* 作業指示 *
以下の自民党内の石破首相批判を扱う抜粋のうち、「高市氏は11日、自身のXで9」から「見ていなかった」と批判した。」までを、両端の語句も含めて一字一句そのまま書き写すこと。

* ページ抜粋 *

3期目の西田氏は参院選京都選挙区(改選定数2)に立候補する予定。西田氏は「この前の総裁選で、党員投票で一番多かったのは高市早苗・前経済安全保障相だ」と述べるなど、党内でも「反石破」の立場をとる者は多い。
高市氏は11日、自身のXで9日の党大会での首相演説に触れ、「パンチの効いた政策メッセージは打ち出されなかった」と冷ややかな反応を示した。
夫婦別姓が党分裂の火種に
そもそも高市氏は、選択的夫婦別姓に反対するなど保守色が強い。自民党大会に合わせて総会を開催した保守系団体「日本会議地方議員連盟」は、夫婦別姓に断固反対する方針を打ち出している。全国から約120人の地方議員が集まった総会には、高市氏の他、有村治子・和田政宗両参議院議員も出席した。
総会では日本会議所属の女性地方議員の会から旧姓の通称使用の法制化を求める要望書が高市氏に手渡されている。
保守派のヒロインといってよい高市氏は、リベラル志向があり、野党に譲歩する石破首相に対して批判的な姿勢を見せる必要がある。ただ、トーンを上げすぎれば党の分裂につながりかねない。
保守系グループ「日本の尊厳と国益を護る会(護る会)」の代表を務める青山繁晴参議院議員も12日、ニッポン放送のニュース番組に生出演し、石破首相が高額療養費の負担上限額引き上げ凍結を表明し、2025年度予算案が参議院で再修正されることについて、「政局の始まり」「(首相は)一定の政治責任は取らざるを得ない」と語り、「基本的に、(石破首相は)財務省のいうことを優先し過ぎている。ご病気の方は公的補助(高額療養費)がないと途中で命をあきらめることになる。弱者の味方の石破首相なのに、『こんなお金のかかることは困る』という財政当局のいうことに耳を傾け、国民を見ていなかった」と批判した。
ただ、参院選や東京都議選を控える中、こうした党内の動きに否定的な自民党議員も少なくない。党内の混乱は、自身の選挙に影響し、ますます支持率が下がると考えているからである。今後どこまで首相批判が広がるのかが注目される。

* 提供記録 *
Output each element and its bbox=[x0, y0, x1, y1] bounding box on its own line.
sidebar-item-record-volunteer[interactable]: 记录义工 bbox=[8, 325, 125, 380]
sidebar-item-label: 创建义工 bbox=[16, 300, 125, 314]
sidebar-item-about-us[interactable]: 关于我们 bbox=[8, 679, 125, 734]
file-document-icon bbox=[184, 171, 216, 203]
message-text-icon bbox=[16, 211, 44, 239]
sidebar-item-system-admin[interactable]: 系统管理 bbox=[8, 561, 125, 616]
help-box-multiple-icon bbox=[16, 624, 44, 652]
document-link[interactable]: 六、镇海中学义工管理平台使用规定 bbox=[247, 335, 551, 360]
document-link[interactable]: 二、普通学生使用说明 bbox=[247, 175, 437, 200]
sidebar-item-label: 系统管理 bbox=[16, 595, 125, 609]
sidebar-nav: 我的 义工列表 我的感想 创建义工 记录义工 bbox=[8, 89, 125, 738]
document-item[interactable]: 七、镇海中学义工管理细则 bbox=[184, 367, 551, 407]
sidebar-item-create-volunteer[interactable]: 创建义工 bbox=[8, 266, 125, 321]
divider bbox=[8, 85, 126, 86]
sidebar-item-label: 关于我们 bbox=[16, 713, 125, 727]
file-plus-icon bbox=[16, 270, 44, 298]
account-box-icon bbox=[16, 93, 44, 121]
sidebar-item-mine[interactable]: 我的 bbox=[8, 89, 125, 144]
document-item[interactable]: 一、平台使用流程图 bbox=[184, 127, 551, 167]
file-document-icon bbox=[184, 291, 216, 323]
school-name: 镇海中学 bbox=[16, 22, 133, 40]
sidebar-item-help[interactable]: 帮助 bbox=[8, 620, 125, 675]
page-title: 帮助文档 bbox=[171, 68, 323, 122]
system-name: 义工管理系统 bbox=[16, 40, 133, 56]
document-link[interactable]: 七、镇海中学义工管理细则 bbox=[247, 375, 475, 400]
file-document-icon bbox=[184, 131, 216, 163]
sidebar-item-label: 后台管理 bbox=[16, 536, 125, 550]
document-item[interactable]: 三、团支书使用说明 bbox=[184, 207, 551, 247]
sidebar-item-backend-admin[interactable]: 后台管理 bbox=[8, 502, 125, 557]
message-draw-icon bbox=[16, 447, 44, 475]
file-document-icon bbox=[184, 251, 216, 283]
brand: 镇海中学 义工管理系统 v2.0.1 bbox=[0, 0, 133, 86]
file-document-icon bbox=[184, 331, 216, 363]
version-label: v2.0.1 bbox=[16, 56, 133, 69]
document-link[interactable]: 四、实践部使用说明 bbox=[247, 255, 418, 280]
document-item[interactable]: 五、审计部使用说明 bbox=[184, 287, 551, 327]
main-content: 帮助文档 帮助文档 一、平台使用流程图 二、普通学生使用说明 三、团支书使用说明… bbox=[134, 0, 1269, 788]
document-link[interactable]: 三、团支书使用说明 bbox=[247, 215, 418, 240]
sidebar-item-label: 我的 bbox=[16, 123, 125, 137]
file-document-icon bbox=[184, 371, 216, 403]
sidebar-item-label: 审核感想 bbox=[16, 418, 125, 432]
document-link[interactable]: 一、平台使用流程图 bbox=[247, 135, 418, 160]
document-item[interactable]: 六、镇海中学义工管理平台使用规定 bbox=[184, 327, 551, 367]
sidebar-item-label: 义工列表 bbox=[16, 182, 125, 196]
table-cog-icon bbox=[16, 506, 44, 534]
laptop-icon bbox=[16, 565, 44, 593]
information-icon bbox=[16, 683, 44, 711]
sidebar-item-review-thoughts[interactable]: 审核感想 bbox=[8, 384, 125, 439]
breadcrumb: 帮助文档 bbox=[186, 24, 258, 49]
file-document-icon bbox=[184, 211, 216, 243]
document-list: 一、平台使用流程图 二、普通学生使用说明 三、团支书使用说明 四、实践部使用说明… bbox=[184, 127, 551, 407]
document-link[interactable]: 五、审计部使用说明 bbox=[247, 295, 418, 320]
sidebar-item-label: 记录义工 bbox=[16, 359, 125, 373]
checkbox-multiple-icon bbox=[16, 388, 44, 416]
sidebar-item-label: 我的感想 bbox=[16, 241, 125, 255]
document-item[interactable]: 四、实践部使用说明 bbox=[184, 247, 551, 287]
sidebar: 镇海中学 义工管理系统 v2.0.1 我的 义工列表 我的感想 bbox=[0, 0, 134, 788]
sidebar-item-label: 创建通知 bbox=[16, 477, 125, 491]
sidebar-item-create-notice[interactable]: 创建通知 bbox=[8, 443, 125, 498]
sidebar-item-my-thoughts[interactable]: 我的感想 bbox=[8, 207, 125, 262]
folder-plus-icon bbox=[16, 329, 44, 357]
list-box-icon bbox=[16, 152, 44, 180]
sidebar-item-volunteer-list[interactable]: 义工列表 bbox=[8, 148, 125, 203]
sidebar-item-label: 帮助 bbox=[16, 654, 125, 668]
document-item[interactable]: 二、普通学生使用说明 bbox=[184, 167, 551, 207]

* 回答全文 *
高市氏は11日、自身のXで9日の党大会での首相演説に触れ、「パンチの効いた政策メッセージは打ち出されなかった」と冷ややかな反応を示した。
夫婦別姓が党分裂の火種に
そもそも高市氏は、選択的夫婦別姓に反対するなど保守色が強い。自民党大会に合わせて総会を開催した保守系団体「日本会議地方議員連盟」は、夫婦別姓に断固反対する方針を打ち出している。全国から約120人の地方議員が集まった総会には、高市氏の他、有村治子・和田政宗両参議院議員も出席した。
総会では日本会議所属の女性地方議員の会から旧姓の通称使用の法制化を求める要望書が高市氏に手渡されている。
保守派のヒロインといってよい高市氏は、リベラル志向があり、野党に譲歩する石破首相に対して批判的な姿勢を見せる必要がある。ただ、トーンを上げすぎれば党の分裂につながりかねない。
保守系グループ「日本の尊厳と国益を護る会(護る会)」の代表を務める青山繁晴参議院議員も12日、ニッポン放送のニュース番組に生出演し、石破首相が高額療養費の負担上限額引き上げ凍結を表明し、2025年度予算案が参議院で再修正されることについて、「政局の始まり」「(首相は)一定の政治責任は取らざるを得ない」と語り、「基本的に、(石破首相は)財務省のいうことを優先し過ぎている。ご病気の方は公的補助(高額療養費)がないと途中で命をあきらめることになる。弱者の味方の石破首相なのに、『こんなお金のかかることは困る』という財政当局のいうことに耳を傾け、国民を見ていなかった」と批判した。